* To do:
Determine how many lines carry the word "JSON". Output that number only.

***** Information provided

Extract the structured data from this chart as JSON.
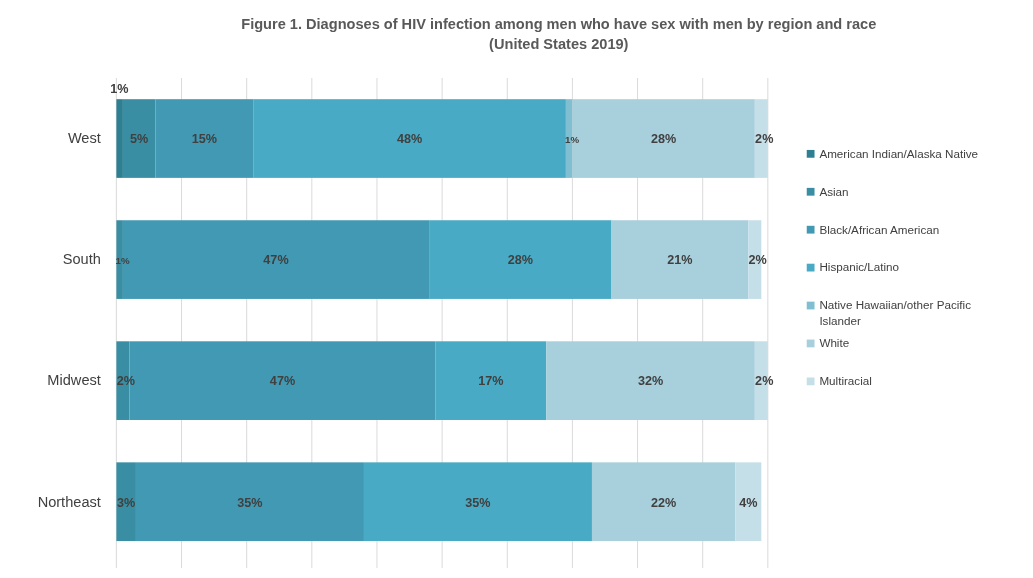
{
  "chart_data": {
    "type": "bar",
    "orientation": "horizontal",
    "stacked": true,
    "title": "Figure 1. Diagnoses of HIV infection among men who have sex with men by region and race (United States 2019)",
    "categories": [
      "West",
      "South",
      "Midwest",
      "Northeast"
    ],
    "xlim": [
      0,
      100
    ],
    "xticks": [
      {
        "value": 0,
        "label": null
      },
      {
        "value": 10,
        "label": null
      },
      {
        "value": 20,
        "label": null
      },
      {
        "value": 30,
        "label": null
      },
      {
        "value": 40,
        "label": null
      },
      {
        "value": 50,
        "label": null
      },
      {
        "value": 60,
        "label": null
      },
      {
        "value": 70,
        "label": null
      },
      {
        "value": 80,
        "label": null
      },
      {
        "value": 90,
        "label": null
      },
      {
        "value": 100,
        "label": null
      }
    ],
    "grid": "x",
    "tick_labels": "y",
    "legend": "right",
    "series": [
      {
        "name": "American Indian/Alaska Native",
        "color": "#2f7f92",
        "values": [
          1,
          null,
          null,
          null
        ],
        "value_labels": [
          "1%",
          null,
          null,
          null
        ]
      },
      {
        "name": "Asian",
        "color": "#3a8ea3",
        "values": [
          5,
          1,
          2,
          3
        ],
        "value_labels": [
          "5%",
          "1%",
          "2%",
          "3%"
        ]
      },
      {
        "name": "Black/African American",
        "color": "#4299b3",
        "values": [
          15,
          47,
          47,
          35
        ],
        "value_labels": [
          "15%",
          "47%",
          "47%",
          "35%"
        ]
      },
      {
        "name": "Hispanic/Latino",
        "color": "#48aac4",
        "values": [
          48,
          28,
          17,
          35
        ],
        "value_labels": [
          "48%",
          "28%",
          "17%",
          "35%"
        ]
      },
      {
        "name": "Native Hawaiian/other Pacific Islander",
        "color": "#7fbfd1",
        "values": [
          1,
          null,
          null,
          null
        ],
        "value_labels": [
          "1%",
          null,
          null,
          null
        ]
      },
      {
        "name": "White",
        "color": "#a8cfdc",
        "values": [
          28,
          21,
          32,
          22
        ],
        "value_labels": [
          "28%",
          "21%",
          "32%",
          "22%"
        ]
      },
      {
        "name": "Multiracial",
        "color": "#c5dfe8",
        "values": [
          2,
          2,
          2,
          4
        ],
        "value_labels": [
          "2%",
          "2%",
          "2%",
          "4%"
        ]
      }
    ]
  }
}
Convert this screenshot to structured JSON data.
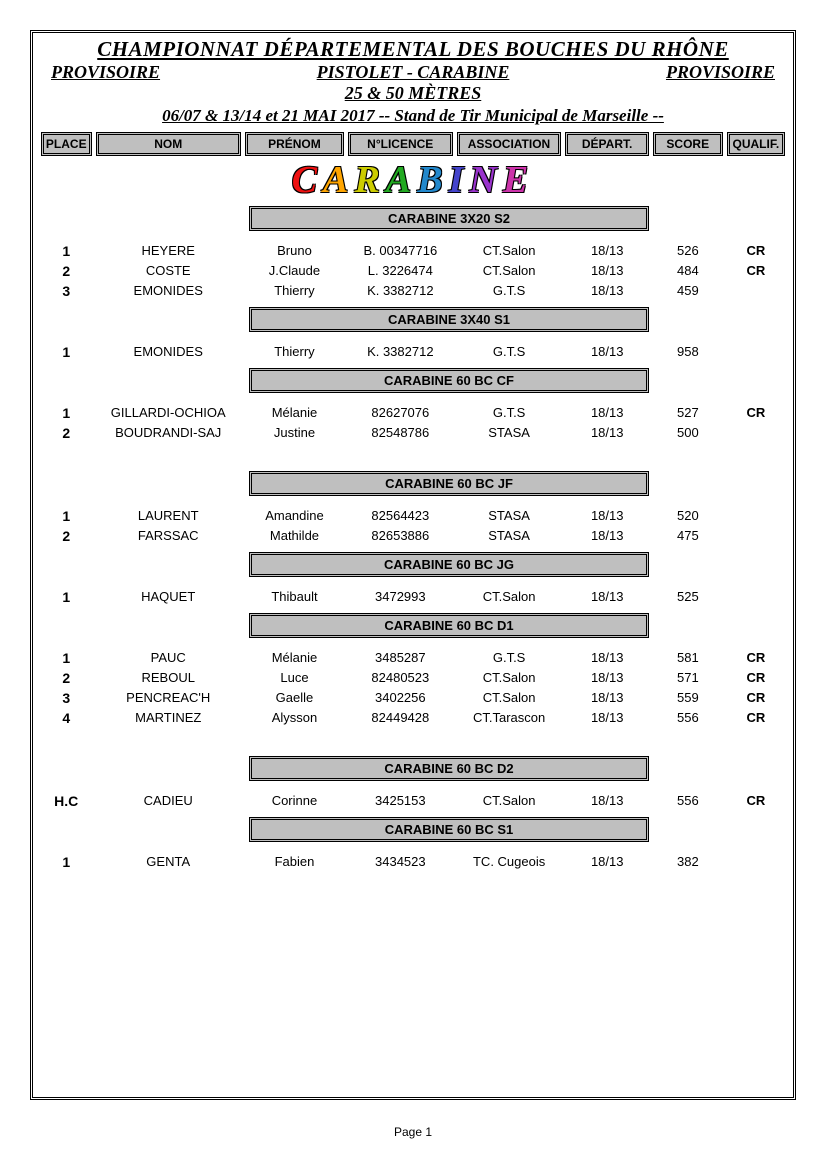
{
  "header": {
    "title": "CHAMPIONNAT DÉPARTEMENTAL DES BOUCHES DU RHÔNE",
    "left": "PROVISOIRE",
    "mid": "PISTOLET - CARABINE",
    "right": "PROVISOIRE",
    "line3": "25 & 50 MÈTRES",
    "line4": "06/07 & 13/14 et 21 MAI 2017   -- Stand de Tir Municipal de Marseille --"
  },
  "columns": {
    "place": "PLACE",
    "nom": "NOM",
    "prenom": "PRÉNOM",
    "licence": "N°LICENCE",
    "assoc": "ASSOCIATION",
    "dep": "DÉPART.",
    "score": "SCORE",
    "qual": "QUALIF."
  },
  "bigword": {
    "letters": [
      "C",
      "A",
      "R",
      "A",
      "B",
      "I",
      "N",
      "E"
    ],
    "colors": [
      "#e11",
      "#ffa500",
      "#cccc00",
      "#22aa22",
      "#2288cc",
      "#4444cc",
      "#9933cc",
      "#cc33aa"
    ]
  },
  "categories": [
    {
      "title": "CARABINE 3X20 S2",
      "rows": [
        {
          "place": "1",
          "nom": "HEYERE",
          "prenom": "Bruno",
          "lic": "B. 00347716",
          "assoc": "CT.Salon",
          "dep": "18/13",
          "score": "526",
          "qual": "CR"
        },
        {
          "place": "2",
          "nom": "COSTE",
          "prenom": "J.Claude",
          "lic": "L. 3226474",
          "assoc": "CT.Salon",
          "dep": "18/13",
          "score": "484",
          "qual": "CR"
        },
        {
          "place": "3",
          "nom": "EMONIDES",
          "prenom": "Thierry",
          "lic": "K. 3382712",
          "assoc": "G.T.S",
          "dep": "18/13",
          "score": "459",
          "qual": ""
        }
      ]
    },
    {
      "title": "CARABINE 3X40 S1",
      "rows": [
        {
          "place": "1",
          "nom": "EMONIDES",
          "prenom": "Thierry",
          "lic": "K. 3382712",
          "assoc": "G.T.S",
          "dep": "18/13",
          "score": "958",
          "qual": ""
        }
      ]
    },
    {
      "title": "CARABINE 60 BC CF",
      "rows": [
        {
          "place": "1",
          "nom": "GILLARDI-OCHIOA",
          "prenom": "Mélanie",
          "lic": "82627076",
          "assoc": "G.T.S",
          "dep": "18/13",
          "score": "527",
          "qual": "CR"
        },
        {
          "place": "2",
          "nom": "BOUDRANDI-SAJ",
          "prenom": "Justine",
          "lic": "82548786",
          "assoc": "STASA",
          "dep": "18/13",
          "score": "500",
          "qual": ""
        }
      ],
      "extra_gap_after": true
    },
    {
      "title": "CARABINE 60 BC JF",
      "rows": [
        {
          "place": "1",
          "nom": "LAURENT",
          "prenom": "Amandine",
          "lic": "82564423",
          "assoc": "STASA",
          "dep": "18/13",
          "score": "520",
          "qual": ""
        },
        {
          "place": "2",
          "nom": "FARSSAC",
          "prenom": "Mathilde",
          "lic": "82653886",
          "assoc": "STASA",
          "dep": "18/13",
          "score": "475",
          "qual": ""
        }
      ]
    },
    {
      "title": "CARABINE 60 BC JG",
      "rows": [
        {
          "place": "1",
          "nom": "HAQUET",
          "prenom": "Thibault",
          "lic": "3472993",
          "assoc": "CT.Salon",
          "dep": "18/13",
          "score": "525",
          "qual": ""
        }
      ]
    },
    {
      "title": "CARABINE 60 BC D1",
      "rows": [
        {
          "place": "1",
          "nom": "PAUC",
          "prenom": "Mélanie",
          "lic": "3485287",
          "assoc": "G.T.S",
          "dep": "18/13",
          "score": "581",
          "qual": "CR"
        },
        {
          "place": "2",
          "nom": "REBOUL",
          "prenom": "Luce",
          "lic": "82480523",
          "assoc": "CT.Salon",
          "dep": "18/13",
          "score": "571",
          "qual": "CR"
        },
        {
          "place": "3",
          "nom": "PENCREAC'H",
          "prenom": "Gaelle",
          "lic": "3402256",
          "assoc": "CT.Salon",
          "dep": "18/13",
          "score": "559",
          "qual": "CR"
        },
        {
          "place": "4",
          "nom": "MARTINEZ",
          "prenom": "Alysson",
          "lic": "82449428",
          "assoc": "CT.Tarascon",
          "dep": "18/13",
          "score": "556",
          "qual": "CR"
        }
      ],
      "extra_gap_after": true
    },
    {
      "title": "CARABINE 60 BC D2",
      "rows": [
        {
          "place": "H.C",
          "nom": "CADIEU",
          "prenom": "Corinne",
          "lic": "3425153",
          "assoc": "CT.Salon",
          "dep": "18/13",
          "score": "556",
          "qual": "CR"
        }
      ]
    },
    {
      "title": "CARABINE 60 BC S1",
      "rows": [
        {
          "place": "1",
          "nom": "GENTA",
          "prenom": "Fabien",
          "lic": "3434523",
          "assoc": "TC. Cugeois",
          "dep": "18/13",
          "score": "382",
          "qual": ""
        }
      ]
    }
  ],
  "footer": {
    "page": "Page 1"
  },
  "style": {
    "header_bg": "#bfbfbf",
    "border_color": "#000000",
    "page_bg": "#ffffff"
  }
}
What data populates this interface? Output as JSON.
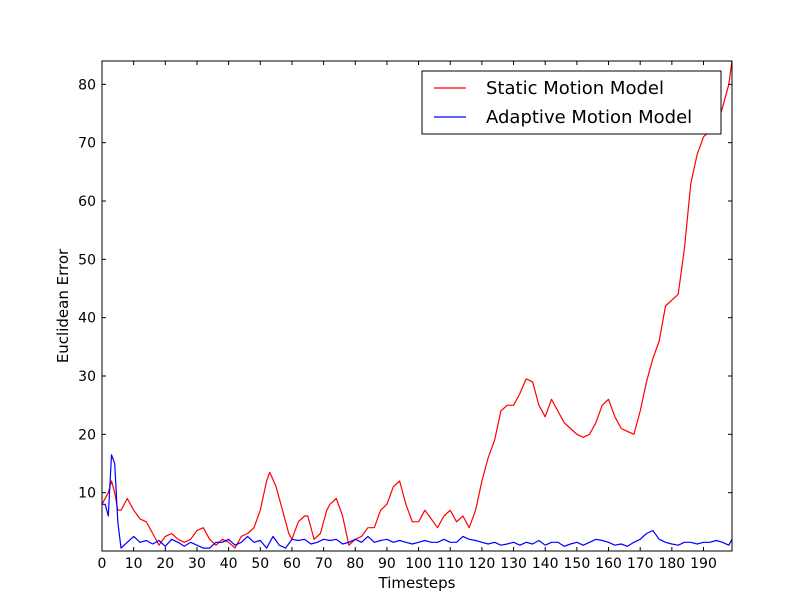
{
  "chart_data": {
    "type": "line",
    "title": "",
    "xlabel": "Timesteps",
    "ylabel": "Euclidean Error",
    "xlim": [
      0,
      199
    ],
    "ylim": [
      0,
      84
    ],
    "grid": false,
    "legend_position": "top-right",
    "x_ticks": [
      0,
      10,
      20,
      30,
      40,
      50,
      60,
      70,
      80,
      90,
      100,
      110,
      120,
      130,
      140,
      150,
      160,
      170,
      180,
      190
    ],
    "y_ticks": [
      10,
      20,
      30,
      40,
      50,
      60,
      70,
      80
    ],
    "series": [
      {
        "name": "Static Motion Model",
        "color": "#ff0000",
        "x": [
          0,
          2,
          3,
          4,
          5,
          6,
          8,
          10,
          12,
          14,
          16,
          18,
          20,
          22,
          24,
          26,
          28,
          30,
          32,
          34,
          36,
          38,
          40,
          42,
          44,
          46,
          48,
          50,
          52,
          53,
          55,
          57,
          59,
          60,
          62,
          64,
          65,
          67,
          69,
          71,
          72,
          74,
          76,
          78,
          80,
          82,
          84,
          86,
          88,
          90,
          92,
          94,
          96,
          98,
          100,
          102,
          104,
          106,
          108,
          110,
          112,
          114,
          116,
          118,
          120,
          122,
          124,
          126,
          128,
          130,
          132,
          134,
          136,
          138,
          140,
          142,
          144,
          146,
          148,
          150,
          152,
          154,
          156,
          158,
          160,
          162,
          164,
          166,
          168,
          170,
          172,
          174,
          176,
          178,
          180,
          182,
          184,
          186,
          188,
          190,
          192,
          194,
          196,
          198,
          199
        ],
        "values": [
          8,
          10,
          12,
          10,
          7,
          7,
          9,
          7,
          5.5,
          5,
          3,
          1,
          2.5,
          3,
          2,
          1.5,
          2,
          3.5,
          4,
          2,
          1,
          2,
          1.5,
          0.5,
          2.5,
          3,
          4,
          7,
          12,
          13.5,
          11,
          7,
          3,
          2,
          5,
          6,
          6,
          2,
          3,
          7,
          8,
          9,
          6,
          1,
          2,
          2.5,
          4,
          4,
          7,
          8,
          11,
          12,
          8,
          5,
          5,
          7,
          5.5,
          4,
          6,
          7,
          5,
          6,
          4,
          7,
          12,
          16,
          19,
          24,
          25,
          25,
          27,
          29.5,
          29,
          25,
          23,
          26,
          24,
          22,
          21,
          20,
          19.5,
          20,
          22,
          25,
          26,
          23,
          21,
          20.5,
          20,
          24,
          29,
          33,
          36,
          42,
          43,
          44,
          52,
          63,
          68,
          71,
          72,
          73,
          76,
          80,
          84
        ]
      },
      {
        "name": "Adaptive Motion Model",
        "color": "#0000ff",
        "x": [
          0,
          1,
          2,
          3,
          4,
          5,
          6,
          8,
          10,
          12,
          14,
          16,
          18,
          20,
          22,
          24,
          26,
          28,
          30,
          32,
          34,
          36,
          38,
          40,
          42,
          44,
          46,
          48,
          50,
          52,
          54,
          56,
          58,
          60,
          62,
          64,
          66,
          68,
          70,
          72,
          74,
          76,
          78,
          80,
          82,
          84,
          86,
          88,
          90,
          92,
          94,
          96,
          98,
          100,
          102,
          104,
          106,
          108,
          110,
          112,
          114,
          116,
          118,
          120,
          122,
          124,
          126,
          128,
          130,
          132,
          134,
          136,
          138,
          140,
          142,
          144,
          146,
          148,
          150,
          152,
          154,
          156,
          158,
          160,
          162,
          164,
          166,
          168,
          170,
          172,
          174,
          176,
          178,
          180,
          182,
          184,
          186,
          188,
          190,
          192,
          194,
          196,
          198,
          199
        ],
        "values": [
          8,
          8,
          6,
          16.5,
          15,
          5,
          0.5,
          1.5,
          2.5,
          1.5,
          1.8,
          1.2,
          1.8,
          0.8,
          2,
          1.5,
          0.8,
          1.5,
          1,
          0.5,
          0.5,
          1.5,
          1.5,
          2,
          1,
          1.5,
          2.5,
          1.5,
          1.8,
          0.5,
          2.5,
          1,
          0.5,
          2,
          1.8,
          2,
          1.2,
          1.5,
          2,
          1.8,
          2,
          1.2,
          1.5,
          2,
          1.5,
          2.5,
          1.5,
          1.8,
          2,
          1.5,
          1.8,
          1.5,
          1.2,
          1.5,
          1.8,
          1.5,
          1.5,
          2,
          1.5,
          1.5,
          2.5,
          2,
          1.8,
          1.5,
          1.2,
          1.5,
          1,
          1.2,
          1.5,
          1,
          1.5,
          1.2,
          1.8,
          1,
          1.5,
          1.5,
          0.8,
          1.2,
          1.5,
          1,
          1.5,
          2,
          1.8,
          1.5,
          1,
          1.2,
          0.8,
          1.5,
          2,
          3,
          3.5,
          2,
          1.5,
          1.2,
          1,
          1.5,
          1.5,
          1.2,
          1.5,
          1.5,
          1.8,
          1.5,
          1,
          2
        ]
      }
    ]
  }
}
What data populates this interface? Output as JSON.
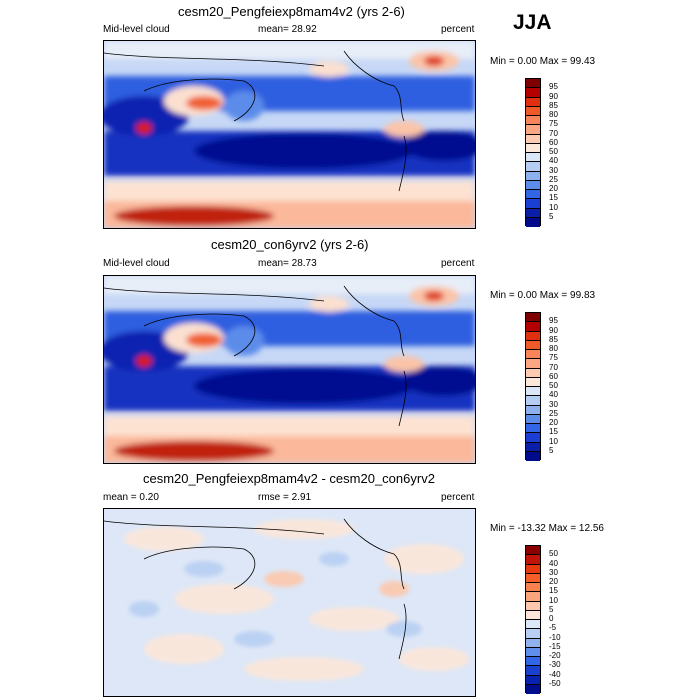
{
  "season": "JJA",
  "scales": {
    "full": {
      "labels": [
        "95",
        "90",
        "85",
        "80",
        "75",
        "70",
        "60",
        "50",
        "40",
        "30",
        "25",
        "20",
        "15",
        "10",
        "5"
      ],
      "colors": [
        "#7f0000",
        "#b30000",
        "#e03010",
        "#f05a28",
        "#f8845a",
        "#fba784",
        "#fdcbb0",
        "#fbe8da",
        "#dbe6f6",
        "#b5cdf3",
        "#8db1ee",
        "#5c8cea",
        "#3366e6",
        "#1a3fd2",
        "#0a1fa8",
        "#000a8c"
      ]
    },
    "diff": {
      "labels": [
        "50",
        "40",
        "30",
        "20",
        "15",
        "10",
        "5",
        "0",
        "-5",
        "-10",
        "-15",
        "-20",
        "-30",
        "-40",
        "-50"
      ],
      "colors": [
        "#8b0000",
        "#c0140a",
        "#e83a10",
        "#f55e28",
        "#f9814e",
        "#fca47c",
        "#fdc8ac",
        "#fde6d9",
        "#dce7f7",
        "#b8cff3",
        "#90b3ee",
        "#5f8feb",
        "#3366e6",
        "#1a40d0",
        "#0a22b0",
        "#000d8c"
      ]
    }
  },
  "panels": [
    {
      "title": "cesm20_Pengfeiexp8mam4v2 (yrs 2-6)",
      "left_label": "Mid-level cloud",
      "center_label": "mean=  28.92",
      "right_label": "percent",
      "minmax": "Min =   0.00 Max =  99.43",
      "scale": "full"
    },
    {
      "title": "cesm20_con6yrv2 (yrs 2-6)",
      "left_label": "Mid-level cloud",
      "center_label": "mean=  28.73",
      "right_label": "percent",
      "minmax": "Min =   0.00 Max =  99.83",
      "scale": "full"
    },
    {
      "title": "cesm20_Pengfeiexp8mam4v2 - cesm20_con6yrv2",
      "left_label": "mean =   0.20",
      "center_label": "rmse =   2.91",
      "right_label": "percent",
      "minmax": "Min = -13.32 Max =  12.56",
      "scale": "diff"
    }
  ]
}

**********

* Result:
4